___ AUSZUG ___

Julia Ruhs und Tanit Koch: Rettet die Glaubwürdigkeit | ABC-Z

Seit Anfang des Jahres moderierte Julia Ruhs, deren
Markenzeichen dezidiert konservative Ansichten sind, drei Sendungen des
Polit-Magazins Klar, produziert durch den Bayerischen und den Norddeutschen
Rundfunk. Offenbar reagierte man mit der Sendung auf den weitverbreiteten
Eindruck, dass sich der öffentlich-rechtliche Rundfunk eine Blöße gebe, wenn er
Diversity immer nur identitätspolitisch, aber nie im Sinne einer politischen
Meinungsvielfalt versteht, und wollte Abhilfe schaffen: Schaut her, wir können
auch anders! Ausdrücklich wollte man mit dieser Sendung ein Publikum
zurückgewinnen, das den Öffentlich-Rechtlichen den Rücken gekehrt hat, weil es diese als
entnervend einseitig empfindet. Nun stellt sich heraus: Dieser gute Vorsatz
konnte genau drei Sendungen lang durchgehalten werden, bis sich zumindest der
NDR von Ruhs verabschiedet hat – im Bayerischen Rundfunk wird sie Klar weiter
moderieren.
Es gibt jetzt zwei rivalisierende Erzählungen über ihr Ende
beim NDR. Die eine Erzählung sieht in dem Vorgang den endgültigen Beweis dafür,
dass es ein solcher Sender einfach nicht aushalte, auch nur ein einziges
konservatives Format auszustrahlen, ohne dass 250 Mitarbeiter, wie geschehen,
ihre Unterschrift unter einen internen Brief setzen, der sich von der Sendung Klar
distanzierte. Und
dass die Leitung des Senders vor diesem Druck der Mitarbeiter eingeknickt sei,
was wieder einmal zeige, wie schwer sich der öffentlich-rechtliche Rundfunk mit praktisch gelebter
Meinungsvielfalt tue. In diesem Sinne äußerte sich CDU-Generalsekretär Carsten
Linnemann gegenüber Welt TV: “Das ist ein neuer Tiefpunkt in
Sachen Debattenkultur in Deutschland.”
Die andere Erzählung behauptet, das habe überhaupt nichts mit
der politischen Ausrichtung des Formats zu tun, sondern sei ein ganz normales
Ergebnis der Qualitätssicherung. Das
Wort “handwerklich” taucht dann immer auf: Handwerklich habe Julia Ruhs’ Sendung einfach nicht den Standards des NDR entsprochen. Denn auch dort, kommentiert der Spiegel, habe man “keinen ersessenen
Anspruch auf eine Sendung. Niemand hat das Recht, sich am Studio festzuketten.”

___ VORLIEGENDE EINTRÄGE ___

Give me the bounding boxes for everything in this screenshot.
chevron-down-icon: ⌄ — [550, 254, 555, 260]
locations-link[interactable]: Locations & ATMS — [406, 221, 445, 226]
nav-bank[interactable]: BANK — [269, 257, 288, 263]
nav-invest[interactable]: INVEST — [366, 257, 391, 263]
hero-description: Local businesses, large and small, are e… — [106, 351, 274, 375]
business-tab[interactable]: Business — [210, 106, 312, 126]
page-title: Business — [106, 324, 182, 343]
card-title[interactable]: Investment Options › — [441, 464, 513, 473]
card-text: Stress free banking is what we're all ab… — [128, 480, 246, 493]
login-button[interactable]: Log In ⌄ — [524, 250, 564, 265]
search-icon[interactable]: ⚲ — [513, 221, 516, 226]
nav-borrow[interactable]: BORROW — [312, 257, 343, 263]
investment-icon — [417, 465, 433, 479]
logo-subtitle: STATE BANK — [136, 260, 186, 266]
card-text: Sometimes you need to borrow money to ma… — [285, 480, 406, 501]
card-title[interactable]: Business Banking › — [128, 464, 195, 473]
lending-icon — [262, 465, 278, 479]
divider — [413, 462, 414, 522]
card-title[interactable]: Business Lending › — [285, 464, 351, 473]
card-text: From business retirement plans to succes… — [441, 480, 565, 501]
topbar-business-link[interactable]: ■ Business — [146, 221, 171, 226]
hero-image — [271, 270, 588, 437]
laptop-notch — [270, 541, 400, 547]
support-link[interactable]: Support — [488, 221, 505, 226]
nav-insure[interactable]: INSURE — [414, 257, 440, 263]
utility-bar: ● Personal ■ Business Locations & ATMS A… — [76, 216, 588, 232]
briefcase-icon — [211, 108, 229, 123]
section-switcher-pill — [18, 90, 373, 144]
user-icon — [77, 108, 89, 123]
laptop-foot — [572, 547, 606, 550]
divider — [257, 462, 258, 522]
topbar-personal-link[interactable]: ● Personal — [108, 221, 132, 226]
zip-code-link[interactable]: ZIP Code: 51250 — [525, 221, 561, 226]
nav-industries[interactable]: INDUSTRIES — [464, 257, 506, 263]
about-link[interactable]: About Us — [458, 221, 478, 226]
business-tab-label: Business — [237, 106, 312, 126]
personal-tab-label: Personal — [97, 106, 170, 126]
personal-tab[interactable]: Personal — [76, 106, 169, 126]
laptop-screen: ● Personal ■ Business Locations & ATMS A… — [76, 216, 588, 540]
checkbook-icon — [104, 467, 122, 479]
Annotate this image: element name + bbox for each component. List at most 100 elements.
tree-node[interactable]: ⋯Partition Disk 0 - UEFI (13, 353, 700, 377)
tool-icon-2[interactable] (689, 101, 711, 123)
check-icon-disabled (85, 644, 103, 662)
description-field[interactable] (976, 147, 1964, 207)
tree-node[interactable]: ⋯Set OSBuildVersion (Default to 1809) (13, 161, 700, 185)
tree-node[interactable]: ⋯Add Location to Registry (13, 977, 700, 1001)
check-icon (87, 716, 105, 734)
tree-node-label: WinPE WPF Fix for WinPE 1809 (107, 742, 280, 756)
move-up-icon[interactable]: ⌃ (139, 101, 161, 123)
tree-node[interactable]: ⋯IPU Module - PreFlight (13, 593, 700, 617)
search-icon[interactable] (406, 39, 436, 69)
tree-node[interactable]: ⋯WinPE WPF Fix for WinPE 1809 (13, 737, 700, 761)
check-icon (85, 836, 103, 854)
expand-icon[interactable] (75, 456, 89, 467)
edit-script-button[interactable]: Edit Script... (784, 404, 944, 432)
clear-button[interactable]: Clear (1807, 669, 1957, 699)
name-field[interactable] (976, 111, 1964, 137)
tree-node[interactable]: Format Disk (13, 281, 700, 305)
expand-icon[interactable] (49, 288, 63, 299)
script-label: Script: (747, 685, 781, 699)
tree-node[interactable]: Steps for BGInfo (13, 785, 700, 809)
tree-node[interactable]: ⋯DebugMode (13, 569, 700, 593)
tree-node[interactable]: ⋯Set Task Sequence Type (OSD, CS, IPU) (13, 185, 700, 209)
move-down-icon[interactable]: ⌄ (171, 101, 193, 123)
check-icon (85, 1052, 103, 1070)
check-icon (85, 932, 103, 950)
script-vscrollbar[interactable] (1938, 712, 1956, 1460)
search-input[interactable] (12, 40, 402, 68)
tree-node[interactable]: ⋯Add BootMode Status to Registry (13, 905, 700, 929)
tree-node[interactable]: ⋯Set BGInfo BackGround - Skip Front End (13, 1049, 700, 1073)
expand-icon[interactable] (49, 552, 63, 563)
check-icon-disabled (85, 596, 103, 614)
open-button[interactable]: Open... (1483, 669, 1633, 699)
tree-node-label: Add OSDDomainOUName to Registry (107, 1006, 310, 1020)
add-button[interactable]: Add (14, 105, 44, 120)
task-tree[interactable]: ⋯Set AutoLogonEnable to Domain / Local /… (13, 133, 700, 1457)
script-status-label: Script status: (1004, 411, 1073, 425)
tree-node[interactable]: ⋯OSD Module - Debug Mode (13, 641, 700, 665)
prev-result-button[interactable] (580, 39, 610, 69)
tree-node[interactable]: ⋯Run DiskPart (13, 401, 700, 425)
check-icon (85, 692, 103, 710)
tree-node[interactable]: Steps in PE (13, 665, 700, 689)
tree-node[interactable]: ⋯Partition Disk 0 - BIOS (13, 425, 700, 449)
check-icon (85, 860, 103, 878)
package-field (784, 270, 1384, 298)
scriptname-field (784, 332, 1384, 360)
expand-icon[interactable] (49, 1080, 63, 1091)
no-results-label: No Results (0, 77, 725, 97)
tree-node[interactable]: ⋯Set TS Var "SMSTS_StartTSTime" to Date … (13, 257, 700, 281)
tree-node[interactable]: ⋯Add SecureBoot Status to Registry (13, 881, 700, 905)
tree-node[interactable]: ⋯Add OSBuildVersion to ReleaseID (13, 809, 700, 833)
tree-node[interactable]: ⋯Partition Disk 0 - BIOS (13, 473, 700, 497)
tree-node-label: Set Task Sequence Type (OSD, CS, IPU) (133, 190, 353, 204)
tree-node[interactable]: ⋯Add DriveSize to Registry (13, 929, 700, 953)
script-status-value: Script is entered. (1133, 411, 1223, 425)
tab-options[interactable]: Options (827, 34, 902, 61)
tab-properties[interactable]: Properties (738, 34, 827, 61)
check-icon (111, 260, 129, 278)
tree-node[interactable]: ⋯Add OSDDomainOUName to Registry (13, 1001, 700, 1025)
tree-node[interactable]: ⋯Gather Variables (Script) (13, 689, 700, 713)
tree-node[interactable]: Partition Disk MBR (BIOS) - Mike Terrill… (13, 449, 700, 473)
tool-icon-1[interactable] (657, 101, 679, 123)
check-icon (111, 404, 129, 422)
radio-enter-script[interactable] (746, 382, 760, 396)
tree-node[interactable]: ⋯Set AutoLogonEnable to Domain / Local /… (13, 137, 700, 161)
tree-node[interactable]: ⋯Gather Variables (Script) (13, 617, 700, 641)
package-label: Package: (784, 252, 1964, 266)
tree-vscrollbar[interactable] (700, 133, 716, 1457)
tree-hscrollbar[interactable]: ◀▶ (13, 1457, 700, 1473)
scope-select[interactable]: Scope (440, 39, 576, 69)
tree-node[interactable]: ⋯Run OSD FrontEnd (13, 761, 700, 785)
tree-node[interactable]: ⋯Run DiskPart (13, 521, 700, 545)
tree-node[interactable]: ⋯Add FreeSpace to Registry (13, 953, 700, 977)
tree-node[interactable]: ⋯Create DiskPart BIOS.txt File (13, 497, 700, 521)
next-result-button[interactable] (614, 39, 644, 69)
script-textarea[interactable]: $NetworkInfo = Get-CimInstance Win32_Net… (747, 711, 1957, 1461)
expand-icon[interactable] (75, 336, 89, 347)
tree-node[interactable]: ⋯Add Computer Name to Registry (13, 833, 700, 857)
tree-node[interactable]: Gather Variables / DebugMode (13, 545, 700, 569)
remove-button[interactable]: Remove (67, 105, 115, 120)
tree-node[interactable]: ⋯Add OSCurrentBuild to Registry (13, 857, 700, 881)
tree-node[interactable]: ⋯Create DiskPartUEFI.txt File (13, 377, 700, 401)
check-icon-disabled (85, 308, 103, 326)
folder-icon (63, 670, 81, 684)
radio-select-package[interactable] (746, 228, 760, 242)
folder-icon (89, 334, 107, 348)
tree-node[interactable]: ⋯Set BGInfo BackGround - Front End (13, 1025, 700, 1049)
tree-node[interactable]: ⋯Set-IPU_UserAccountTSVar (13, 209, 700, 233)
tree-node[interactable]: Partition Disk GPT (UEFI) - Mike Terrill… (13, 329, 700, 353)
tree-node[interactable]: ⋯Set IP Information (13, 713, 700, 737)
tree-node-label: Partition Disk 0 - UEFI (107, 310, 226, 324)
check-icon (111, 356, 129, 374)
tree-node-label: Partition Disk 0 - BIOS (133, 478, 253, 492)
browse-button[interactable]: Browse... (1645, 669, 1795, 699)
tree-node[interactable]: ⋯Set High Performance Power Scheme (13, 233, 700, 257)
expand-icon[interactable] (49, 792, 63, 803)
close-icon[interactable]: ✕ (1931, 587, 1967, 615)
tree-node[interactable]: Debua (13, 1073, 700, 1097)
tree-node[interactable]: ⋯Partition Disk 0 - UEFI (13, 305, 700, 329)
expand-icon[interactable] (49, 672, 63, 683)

___

> _KURZE AUFGABE A_:
Gib im Auszug die Stelle von „Seit Anfang des“ bis „moderieren.“ wieder und ersetze darin „Vorsatz“ durch „Plan“.
> _KURZE AUFGABE B_:
Bei welchem Sender wird Julia Ruhs laut dem Auszug Klar weiter moderieren?
Die Einträge haben mit dem Auszug nichts zu tun.

> _ERGEBNIS DER AUFGABE A_:
Seit Anfang des Jahres moderierte Julia Ruhs, deren
Markenzeichen dezidiert konservative Ansichten sind, drei Sendungen des
Polit-Magazins Klar, produziert durch den Bayerischen und den Norddeutschen
Rundfunk. Offenbar reagierte man mit der Sendung auf den weitverbreiteten
Eindruck, dass sich der öffentlich-rechtliche Rundfunk eine Blöße gebe, wenn er
Diversity immer nur identitätspolitisch, aber nie im Sinne einer politischen
Meinungsvielfalt versteht, und wollte Abhilfe schaffen: Schaut her, wir können
auch anders! Ausdrücklich wollte man mit dieser Sendung ein Publikum
zurückgewinnen, das den Öffentlich-Rechtlichen den Rücken gekehrt hat, weil es diese als
entnervend einseitig empfindet. Nun stellt sich heraus: Dieser gute Plan
konnte genau drei Sendungen lang durchgehalten werden, bis sich zumindest der
NDR von Ruhs verabschiedet hat – im Bayerischen Rundfunk wird sie Klar weiter
moderieren.

> _ERGEBNIS DER AUFGABE B_:
Beim Bayerischen Rundfunk.